Caro amico, questa settimana ti scrivo …
Franco Raimondo Barbabella
Caro amico, così ti rispondo …
Pier Luigi Leoni
Né di destra né di sinistra: l’Italia verso la post-politica
“Gli italiani valutano positivamente soprattutto le leadership orizzontali: i responsabili delle associazioni con finalità sociali e del volontariato, al più gli esponenti del mondo della cultura e università. Già sugli imprenditori si dividono, ma quando si passa a considerare le classi dirigenti delle rappresentanze organizzate e delle istituzioni, la valutazione scende sensibilmente. E, fra i bocciati, incontriamo accomunati i politici, i sindacalisti e i banchieri. È una società che si riconosce nella prossimità al territorio, in chi opera fattivamente nelle molte reti di solidarietà. È più diffidente, invece, quando pensa alle classi dirigenti che appartengono alle forme istituzionalizzate della rappresentanza e della politica. Percepiti distanti e distaccate, troppo particolari e autoreferenziali. Forse è per questo che nel delineare le caratteristiche della leadership del futuro per il nostro Paese mette in risalto soprattutto due aspetti: la capacità di una visione strategica, in grado di anticipare e affrontare i problemi, da un lato. Dall’altro, l’essere dotata di senso morale, di legalità: in una parola, la dimensione etica. Meglio ancora, se assieme a questi aspetti vi è anche una competenza professionale specifica. … Visione strategica verso il futuro, moralità ed etica costituiscono i due elementi chiave del profilo della leadership, meglio ancora se unita a una buona competenza tecnica. Ovvero, quello che è mancato all’Italia, almeno negli anni recenti”. (Daniele Marini, La Stampa)
F. Ti assicuro che non ho scelto questo pezzo per il cognome di chi l’ha scritto, ma perché lo scorso lunedì 8 aprile, aprendo La Stampa, mi colpì proprio il titolo che ho qui fedelmente riprodotto. Era in testa a due paginate di dati e relativi commenti riferiti alla ricerca “LaST” (Laboratorio sulla Società e il Territorio), promossa da Community Media Research appunto per il giornale torinese e realizzata da Questlab, finalizzata a capire il giudizio degli italiani sulla loro classe dirigente, attuale e futura. Ho riprodotto la parte del commento di Marini che mi pare ne sintetizzi in modo chiaro i risultati generali. Non li commento, perché essi avvalorano quello che pensavo prima di leggere questo rapporto, che tu e i nostri lettori conoscete bene essendocene noi privatamente e pubblicamente occupati in più occasioni. La questione essenziale, che noi stessi abbiamo sollevato e che è di valore generale, è che cosa conta per essere una buona classe dirigente, cioè per essere persone in grado di rivestire ruoli di responsabilità e di esercitarli in modo utile per la società. La risposta della ricerca “LaST”, come abbiamo visto, è la seguente: per avere un profilo di leadership oggi si richiede capacità di visione, solida struttura etica, competenza. E ciò indipendentemente dalle tradizionali culture politiche dalle quali individualmente si trae ispirazione. Conseguenza: una buona classe dirigente non è né generata né selezionata dalle appartenenze, che hanno solo la funzione di garantire se stesse. Bisogna adottare perciò meccanismi che facciano emergere finalmente i tre caratteri, davvero nuovi ed essenziali, che risaltano dalla ricerca “LaST”. Ad occhio e croce credo che la cosa ci riguardi anche qui dalle nostre parti.

Elenchi delle posizioni degli elementi.
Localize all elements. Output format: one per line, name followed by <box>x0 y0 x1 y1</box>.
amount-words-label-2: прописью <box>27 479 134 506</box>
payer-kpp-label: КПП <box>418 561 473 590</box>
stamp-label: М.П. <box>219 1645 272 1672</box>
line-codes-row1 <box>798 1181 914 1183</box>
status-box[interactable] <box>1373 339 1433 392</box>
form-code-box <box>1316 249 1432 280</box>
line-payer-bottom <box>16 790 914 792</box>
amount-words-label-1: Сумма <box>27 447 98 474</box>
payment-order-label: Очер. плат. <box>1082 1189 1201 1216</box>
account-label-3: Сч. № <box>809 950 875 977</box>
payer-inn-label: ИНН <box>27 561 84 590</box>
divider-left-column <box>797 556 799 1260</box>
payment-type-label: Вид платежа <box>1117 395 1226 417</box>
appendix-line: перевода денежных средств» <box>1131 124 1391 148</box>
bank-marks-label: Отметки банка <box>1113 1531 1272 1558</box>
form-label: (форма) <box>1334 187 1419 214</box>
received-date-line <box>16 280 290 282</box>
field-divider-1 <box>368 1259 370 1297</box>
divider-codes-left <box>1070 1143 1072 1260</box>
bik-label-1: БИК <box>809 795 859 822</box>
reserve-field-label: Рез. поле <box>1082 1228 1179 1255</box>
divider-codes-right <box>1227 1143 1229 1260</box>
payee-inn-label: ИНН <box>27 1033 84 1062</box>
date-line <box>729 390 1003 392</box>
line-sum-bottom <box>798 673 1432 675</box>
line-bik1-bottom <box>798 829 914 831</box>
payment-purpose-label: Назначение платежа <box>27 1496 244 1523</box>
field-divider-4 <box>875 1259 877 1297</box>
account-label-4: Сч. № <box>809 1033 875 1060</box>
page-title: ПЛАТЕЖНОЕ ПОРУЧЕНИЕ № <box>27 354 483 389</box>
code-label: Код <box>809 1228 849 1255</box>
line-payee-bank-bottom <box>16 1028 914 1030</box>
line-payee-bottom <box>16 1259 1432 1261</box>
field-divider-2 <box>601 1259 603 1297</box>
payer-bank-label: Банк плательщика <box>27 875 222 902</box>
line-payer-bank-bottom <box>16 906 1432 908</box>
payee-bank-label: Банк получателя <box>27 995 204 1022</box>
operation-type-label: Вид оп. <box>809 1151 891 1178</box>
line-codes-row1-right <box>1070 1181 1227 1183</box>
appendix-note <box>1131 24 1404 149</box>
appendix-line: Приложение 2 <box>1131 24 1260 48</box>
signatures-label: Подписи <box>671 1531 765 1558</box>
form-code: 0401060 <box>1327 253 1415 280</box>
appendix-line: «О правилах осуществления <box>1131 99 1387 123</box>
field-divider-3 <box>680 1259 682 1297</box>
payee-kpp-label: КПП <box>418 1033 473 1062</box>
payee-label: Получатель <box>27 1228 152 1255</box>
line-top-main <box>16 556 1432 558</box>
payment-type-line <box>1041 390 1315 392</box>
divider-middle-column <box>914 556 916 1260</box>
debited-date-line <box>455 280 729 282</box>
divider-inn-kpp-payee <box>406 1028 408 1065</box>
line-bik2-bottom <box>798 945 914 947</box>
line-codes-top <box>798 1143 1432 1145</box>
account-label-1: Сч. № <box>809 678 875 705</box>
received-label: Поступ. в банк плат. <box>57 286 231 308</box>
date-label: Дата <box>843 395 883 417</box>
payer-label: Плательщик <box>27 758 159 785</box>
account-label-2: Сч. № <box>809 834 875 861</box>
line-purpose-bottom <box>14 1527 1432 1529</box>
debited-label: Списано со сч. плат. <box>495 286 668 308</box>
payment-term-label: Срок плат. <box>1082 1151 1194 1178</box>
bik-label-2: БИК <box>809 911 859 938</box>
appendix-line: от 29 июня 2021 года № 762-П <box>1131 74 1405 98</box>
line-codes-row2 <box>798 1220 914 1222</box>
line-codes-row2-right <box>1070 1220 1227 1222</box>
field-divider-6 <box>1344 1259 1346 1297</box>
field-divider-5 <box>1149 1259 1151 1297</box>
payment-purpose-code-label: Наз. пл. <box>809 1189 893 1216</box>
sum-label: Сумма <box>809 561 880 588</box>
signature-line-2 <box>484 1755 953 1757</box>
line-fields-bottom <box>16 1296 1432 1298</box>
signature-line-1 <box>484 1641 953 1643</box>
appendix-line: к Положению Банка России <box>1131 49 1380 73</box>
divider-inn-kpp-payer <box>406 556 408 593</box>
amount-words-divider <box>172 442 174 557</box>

COMPITI.
a. Trascrivi l'elenco a partire dalla sua prima riga fino alla riga che contiene "form-code: 0401060 <box>1327", comprese entrambe.
b. Continua il testo sulla classe dirigente italiana da dove si ferma.

RISPOSTE PER COMPITO.
a.
Localize all elements. Output format: one per line, name followed by <box>x0 y0 x1 y1</box>.
amount-words-label-2: прописью <box>27 479 134 506</box>
payer-kpp-label: КПП <box>418 561 473 590</box>
stamp-label: М.П. <box>219 1645 272 1672</box>
line-codes-row1 <box>798 1181 914 1183</box>
status-box[interactable] <box>1373 339 1433 392</box>
form-code-box <box>1316 249 1432 280</box>
line-payer-bottom <box>16 790 914 792</box>
amount-words-label-1: Сумма <box>27 447 98 474</box>
payment-order-label: Очер. плат. <box>1082 1189 1201 1216</box>
account-label-3: Сч. № <box>809 950 875 977</box>
payer-inn-label: ИНН <box>27 561 84 590</box>
divider-left-column <box>797 556 799 1260</box>
payment-type-label: Вид платежа <box>1117 395 1226 417</box>
appendix-line: перевода денежных средств» <box>1131 124 1391 148</box>
bank-marks-label: Отметки банка <box>1113 1531 1272 1558</box>
form-label: (форма) <box>1334 187 1419 214</box>
received-date-line <box>16 280 290 282</box>
field-divider-1 <box>368 1259 370 1297</box>
divider-codes-left <box>1070 1143 1072 1260</box>
bik-label-1: БИК <box>809 795 859 822</box>
reserve-field-label: Рез. поле <box>1082 1228 1179 1255</box>
divider-codes-right <box>1227 1143 1229 1260</box>
payee-inn-label: ИНН <box>27 1033 84 1062</box>
date-line <box>729 390 1003 392</box>
line-sum-bottom <box>798 673 1432 675</box>
line-bik1-bottom <box>798 829 914 831</box>
payment-purpose-label: Назначение платежа <box>27 1496 244 1523</box>
field-divider-4 <box>875 1259 877 1297</box>
account-label-4: Сч. № <box>809 1033 875 1060</box>
page-title: ПЛАТЕЖНОЕ ПОРУЧЕНИЕ № <box>27 354 483 389</box>
code-label: Код <box>809 1228 849 1255</box>
line-payee-bank-bottom <box>16 1028 914 1030</box>
line-payee-bottom <box>16 1259 1432 1261</box>
field-divider-2 <box>601 1259 603 1297</box>
payer-bank-label: Банк плательщика <box>27 875 222 902</box>
line-payer-bank-bottom <box>16 906 1432 908</box>
payee-bank-label: Банк получателя <box>27 995 204 1022</box>
operation-type-label: Вид оп. <box>809 1151 891 1178</box>
line-codes-row1-right <box>1070 1181 1227 1183</box>
appendix-note <box>1131 24 1404 149</box>
appendix-line: Приложение 2 <box>1131 24 1260 48</box>
signatures-label: Подписи <box>671 1531 765 1558</box>
form-code: 0401060 <box>1327 253 1415 280</box>

b.
P. Che i risultati della ricerca LaST collimino con quelle già erano le nostre opinioni non mi sorprende. Non c’era bisogno de La Stampa e della LaST, bastava mettere mano al buon senso. Ciò che invece vorrei meglio comprendere è perché si sia dovuti arrivare a una profonda crisi politica, economica e sociale per capire che l’arrivismo, la superficialità e la debolezza morale non possono portare a nulla di buono. Forse dipende dal fatto che gli esseri umani hanno bisogno di sprofondare per poter risorgere? Hanno bisogno di peccare per poter pentirsi e riscattarsi? Non azzardo visioni religiose ed elaborazioni filosofiche. Mi limito a considerare che quando prevalgono l’egoismo, il pressappochismo e l’amoralità, si perde la “compassione” per i deboli e per coloro che soffrono perché vinti dalla crudeltà della vita e della società. Senza compassione, la politica manca di ispirazione, è priva di scopo, si perde nell’ebbrezza che il potere dà alle personalità deboli. Forse, anzi senza forse, bisognerebbe prendere l’abitudine di circolare di più negli ospedali, nelle case di riposo e nelle carceri, di visitare le case dei disoccupati, dei falliti, e dei tossicodipendenti. Sono sicuro che se ne potrebbero trarre tante piccole e grandi idee.
Ma siamo sicuri che la società vuole essere guidata dai migliori?
“Il ministro dei trasporti Bertrand Saint-Jean viene svegliato in piena notte dal suo capo di Gabinetto. Un pullman carico di studenti è precipitato in un burrone. Non ha scelta, deve recarsi sul posto. Comincia così l’odissea di un uomo di Stato in un mondo sempre più complesso e ostile. Velocità, lotte di potere, caos, crisi economica… Tutto si lega e tutto confligge. Un’urgenza scaccia l’altra. A quali sacrifici sono pronti gli uomini? Fino a che punto resisteranno, in uno Stato che divora coloro che lo servono?”. (Sinossi del film “Il Ministro. L’esercizio dello Stato”)
F. Si tratta del film di Pierre Schoeller, presentato al Festival di Cannes nel 2011 e dallo scorso 18 aprile in proiezione anche nelle sale italiane. Mi è venuto in mente proprio mentre mi stavo occupando dell’argomento precedente. Perché è ben vero che è giustificato il giudizio pesantemente negativo che viene dato sulle classi dirigenti che appartengono alle forme istituzionalizzate della rappresentanza e della politica, ma è anche vero che troppo spesso viene fatta di tutta l’erba un fascio, mentre in realtà ci sono non poche persone che hanno svolto bene il proprio compito in ruoli rilevanti nelle istituzioni e in generale nella pubblica amministrazione. Il film di Schoeller rovescia l’approccio al tema della classe dirigente, nel senso che cerca di capire dal punto di vista del protagonista fin dove può arrivare la capacità di resistenza di un politico che è sottoposto alla pressione della realtà che deve governare. Una realtà che ti chiede una dedizione totale, sacrifici e rinunce radicali, ma che alla prima occasione ti scarica senza troppi complimenti. Ciò che avviene anche se hai svolto bene il tuo incarico, anzi, talvolta proprio per questo. La domanda di fondo allora diventa: perché in queste condizioni i migliori, per intenderci quelli che rispondono alle caratteristiche della ricerca “LaST”, dovrebbero rendersi disponibili a rivestire cariche pubbliche? Perché per contro non dovrebbero avere spazio, come appunto avviene, le file dalle quarte in giù?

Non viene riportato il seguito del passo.